**TO BE DONE**. Will you print the material below without altering a single character?

(Figure contents as structured data)

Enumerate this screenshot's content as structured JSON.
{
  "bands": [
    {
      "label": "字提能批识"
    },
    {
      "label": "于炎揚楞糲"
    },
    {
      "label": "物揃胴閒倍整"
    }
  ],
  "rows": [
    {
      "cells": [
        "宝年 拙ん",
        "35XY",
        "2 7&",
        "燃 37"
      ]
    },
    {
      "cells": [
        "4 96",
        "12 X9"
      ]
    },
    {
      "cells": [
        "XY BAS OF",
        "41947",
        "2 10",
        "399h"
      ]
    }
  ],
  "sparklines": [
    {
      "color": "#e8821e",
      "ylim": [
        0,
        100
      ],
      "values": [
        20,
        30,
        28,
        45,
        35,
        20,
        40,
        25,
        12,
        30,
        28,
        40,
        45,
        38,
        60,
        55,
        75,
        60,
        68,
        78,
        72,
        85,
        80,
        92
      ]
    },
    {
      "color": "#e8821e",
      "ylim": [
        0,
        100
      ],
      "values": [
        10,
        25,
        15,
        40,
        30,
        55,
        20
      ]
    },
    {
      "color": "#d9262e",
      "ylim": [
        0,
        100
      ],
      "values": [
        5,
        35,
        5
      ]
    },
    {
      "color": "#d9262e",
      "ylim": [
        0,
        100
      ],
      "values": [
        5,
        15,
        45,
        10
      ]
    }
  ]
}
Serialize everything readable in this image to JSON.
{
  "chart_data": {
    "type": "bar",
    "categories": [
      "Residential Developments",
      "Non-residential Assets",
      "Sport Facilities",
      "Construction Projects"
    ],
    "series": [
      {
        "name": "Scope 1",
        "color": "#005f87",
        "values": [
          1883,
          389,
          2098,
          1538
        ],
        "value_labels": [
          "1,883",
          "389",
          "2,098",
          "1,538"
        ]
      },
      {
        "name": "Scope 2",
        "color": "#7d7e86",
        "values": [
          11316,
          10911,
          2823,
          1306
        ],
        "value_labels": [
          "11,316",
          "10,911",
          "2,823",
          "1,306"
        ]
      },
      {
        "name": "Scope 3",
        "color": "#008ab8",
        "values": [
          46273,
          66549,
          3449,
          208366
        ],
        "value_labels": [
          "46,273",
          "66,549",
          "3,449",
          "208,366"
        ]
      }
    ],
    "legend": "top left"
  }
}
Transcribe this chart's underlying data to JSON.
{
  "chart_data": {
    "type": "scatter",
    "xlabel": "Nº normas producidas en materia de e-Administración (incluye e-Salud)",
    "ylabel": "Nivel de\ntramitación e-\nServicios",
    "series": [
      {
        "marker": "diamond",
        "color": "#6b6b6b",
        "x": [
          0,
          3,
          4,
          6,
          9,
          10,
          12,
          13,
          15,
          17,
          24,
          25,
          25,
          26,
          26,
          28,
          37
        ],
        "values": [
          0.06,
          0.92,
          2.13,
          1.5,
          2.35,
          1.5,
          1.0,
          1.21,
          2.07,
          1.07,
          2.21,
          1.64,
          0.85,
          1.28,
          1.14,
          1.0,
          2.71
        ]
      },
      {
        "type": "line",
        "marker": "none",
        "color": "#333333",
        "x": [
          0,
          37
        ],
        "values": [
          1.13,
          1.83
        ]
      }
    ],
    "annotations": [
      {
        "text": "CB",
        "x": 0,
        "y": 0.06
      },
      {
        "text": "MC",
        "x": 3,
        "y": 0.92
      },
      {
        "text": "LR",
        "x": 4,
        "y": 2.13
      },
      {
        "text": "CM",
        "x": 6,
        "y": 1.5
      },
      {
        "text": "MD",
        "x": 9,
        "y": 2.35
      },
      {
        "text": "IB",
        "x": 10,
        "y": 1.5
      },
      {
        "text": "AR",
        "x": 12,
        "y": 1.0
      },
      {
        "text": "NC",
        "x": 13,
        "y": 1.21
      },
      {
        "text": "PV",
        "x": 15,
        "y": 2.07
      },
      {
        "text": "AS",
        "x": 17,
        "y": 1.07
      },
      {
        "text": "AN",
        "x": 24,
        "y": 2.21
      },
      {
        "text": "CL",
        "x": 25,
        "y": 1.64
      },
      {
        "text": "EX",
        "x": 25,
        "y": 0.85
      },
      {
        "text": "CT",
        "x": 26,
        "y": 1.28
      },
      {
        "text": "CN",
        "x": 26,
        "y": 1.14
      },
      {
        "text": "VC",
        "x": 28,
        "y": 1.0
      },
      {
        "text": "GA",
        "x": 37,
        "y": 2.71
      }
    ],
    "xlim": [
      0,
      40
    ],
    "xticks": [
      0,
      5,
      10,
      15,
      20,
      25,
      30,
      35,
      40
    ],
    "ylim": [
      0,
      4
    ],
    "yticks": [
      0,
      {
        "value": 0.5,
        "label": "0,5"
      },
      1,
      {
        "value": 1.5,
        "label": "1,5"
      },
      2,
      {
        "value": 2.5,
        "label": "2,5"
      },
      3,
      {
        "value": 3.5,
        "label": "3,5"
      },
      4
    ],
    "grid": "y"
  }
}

**EXERCISE ANSWER**.
Enumerate this screenshot's content as structured JSON.
{
  "bands": [
    {
      "label": "字提能批识"
    },
    {
      "label": "于炎揚楞糲"
    },
    {
      "label": "物揃胴閒倍整"
    }
  ],
  "rows": [
    {
      "cells": [
        "宝年 拙ん",
        "35XY",
        "2 7&",
        "燃 37"
      ]
    },
    {
      "cells": [
        "4 96",
        "12 X9"
      ]
    },
    {
      "cells": [
        "XY BAS OF",
        "41947",
        "2 10",
        "399h"
      ]
    }
  ],
  "sparklines": [
    {
      "color": "#e8821e",
      "ylim": [
        0,
        100
      ],
      "values": [
        20,
        30,
        28,
        45,
        35,
        20,
        40,
        25,
        12,
        30,
        28,
        40,
        45,
        38,
        60,
        55,
        75,
        60,
        68,
        78,
        72,
        85,
        80,
        92
      ]
    },
    {
      "color": "#e8821e",
      "ylim": [
        0,
        100
      ],
      "values": [
        10,
        25,
        15,
        40,
        30,
        55,
        20
      ]
    },
    {
      "color": "#d9262e",
      "ylim": [
        0,
        100
      ],
      "values": [
        5,
        35,
        5
      ]
    },
    {
      "color": "#d9262e",
      "ylim": [
        0,
        100
      ],
      "values": [
        5,
        15,
        45,
        10
      ]
    }
  ]
}
Serialize everything readable in this image to JSON.
{
  "chart_data": {
    "type": "bar",
    "categories": [
      "Residential Developments",
      "Non-residential Assets",
      "Sport Facilities",
      "Construction Projects"
    ],
    "series": [
      {
        "name": "Scope 1",
        "color": "#005f87",
        "values": [
          1883,
          389,
          2098,
          1538
        ],
        "value_labels": [
          "1,883",
          "389",
          "2,098",
          "1,538"
        ]
      },
      {
        "name": "Scope 2",
        "color": "#7d7e86",
        "values": [
          11316,
          10911,
          2823,
          1306
        ],
        "value_labels": [
          "11,316",
          "10,911",
          "2,823",
          "1,306"
        ]
      },
      {
        "name": "Scope 3",
        "color": "#008ab8",
        "values": [
          46273,
          66549,
          3449,
          208366
        ],
        "value_labels": [
          "46,273",
          "66,549",
          "3,449",
          "208,366"
        ]
      }
    ],
    "legend": "top left"
  }
}
Transcribe this chart's underlying data to JSON.
{
  "chart_data": {
    "type": "scatter",
    "xlabel": "Nº normas producidas en materia de e-Administración (incluye e-Salud)",
    "ylabel": "Nivel de\ntramitación e-\nServicios",
    "series": [
      {
        "marker": "diamond",
        "color": "#6b6b6b",
        "x": [
          0,
          3,
          4,
          6,
          9,
          10,
          12,
          13,
          15,
          17,
          24,
          25,
          25,
          26,
          26,
          28,
          37
        ],
        "values": [
          0.06,
          0.92,
          2.13,
          1.5,
          2.35,
          1.5,
          1.0,
          1.21,
          2.07,
          1.07,
          2.21,
          1.64,
          0.85,
          1.28,
          1.14,
          1.0,
          2.71
        ]
      },
      {
        "type": "line",
        "marker": "none",
        "color": "#333333",
        "x": [
          0,
          37
        ],
        "values": [
          1.13,
          1.83
        ]
      }
    ],
    "annotations": [
      {
        "text": "CB",
        "x": 0,
        "y": 0.06
      },
      {
        "text": "MC",
        "x": 3,
        "y": 0.92
      },
      {
        "text": "LR",
        "x": 4,
        "y": 2.13
      },
      {
        "text": "CM",
        "x": 6,
        "y": 1.5
      },
      {
        "text": "MD",
        "x": 9,
        "y": 2.35
      },
      {
        "text": "IB",
        "x": 10,
        "y": 1.5
      },
      {
        "text": "AR",
        "x": 12,
        "y": 1.0
      },
      {
        "text": "NC",
        "x": 13,
        "y": 1.21
      },
      {
        "text": "PV",
        "x": 15,
        "y": 2.07
      },
      {
        "text": "AS",
        "x": 17,
        "y": 1.07
      },
      {
        "text": "AN",
        "x": 24,
        "y": 2.21
      },
      {
        "text": "CL",
        "x": 25,
        "y": 1.64
      },
      {
        "text": "EX",
        "x": 25,
        "y": 0.85
      },
      {
        "text": "CT",
        "x": 26,
        "y": 1.28
      },
      {
        "text": "CN",
        "x": 26,
        "y": 1.14
      },
      {
        "text": "VC",
        "x": 28,
        "y": 1.0
      },
      {
        "text": "GA",
        "x": 37,
        "y": 2.71
      }
    ],
    "xlim": [
      0,
      40
    ],
    "xticks": [
      0,
      5,
      10,
      15,
      20,
      25,
      30,
      35,
      40
    ],
    "ylim": [
      0,
      4
    ],
    "yticks": [
      0,
      {
        "value": 0.5,
        "label": "0,5"
      },
      1,
      {
        "value": 1.5,
        "label": "1,5"
      },
      2,
      {
        "value": 2.5,
        "label": "2,5"
      },
      3,
      {
        "value": 3.5,
        "label": "3,5"
      },
      4
    ],
    "grid": "y"
  }
}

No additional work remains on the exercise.